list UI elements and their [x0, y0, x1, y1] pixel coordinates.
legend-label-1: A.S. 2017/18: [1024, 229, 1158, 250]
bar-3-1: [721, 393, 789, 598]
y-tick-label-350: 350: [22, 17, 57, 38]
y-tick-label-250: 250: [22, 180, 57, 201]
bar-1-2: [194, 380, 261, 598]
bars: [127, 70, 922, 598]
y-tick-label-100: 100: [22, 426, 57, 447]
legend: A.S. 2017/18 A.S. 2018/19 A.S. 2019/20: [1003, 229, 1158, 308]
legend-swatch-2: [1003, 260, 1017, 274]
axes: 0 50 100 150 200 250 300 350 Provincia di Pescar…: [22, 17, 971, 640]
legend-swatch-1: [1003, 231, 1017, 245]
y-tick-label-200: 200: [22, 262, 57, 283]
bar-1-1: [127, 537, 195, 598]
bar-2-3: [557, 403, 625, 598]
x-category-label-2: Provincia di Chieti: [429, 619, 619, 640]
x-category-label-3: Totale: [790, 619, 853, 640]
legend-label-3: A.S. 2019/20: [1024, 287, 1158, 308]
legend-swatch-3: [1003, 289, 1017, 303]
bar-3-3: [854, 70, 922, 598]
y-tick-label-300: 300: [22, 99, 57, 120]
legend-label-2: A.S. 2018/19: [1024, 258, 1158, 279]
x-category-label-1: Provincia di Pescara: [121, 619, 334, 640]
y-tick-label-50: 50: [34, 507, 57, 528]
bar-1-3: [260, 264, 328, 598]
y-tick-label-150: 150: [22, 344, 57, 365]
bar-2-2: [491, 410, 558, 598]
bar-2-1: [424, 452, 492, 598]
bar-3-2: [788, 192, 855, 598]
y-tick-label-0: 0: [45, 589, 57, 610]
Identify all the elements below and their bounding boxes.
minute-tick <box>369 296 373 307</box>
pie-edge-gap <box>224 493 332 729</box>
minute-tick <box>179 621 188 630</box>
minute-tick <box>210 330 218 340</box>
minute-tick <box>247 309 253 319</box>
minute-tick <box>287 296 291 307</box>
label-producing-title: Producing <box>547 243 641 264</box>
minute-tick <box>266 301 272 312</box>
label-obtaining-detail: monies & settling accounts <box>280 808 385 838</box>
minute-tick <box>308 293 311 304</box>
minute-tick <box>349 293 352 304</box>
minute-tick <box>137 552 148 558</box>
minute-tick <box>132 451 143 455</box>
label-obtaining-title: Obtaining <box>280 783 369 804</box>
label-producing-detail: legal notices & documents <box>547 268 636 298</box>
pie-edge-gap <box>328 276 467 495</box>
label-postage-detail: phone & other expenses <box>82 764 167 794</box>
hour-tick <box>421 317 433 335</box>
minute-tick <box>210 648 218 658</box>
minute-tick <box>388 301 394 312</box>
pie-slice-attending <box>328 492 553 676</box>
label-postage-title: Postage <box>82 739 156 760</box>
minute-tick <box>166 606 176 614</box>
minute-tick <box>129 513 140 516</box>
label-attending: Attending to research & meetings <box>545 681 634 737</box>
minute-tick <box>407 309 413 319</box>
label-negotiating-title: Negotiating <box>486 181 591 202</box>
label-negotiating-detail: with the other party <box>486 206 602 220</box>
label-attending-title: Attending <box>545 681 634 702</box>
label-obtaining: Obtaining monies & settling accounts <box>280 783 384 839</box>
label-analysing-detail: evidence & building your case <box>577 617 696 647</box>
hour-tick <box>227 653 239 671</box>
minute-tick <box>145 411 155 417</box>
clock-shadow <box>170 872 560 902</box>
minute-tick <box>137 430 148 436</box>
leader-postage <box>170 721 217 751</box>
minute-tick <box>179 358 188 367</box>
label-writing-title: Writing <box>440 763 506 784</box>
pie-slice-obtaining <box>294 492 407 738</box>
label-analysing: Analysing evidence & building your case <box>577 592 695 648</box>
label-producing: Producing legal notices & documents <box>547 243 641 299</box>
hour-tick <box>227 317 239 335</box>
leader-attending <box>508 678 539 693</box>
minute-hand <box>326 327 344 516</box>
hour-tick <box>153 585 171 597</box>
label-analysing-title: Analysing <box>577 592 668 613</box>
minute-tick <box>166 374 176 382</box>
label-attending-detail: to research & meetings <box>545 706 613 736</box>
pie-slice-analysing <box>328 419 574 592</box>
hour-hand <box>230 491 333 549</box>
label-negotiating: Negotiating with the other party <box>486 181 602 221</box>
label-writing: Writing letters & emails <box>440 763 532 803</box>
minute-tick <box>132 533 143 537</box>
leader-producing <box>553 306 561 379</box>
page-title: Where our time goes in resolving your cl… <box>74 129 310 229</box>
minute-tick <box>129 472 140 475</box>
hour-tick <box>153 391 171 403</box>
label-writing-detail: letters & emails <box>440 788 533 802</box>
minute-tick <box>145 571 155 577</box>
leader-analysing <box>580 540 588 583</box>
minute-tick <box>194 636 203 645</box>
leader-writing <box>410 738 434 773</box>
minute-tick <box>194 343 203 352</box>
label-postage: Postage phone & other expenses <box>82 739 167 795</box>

++++++

## [What is being asked]
Please echo the items between the first line and the line holding "x-category-label-3: Totale: [790, 619, 853, 640]", inclusive.

## [Answer to this task]
list UI elements and their [x0, y0, x1, y1] pixel coordinates.
legend-label-1: A.S. 2017/18: [1024, 229, 1158, 250]
bar-3-1: [721, 393, 789, 598]
y-tick-label-350: 350: [22, 17, 57, 38]
y-tick-label-250: 250: [22, 180, 57, 201]
bar-1-2: [194, 380, 261, 598]
bars: [127, 70, 922, 598]
y-tick-label-100: 100: [22, 426, 57, 447]
legend: A.S. 2017/18 A.S. 2018/19 A.S. 2019/20: [1003, 229, 1158, 308]
legend-swatch-2: [1003, 260, 1017, 274]
axes: 0 50 100 150 200 250 300 350 Provincia di Pescar…: [22, 17, 971, 640]
legend-swatch-1: [1003, 231, 1017, 245]
y-tick-label-200: 200: [22, 262, 57, 283]
bar-1-1: [127, 537, 195, 598]
bar-2-3: [557, 403, 625, 598]
x-category-label-2: Provincia di Chieti: [429, 619, 619, 640]
x-category-label-3: Totale: [790, 619, 853, 640]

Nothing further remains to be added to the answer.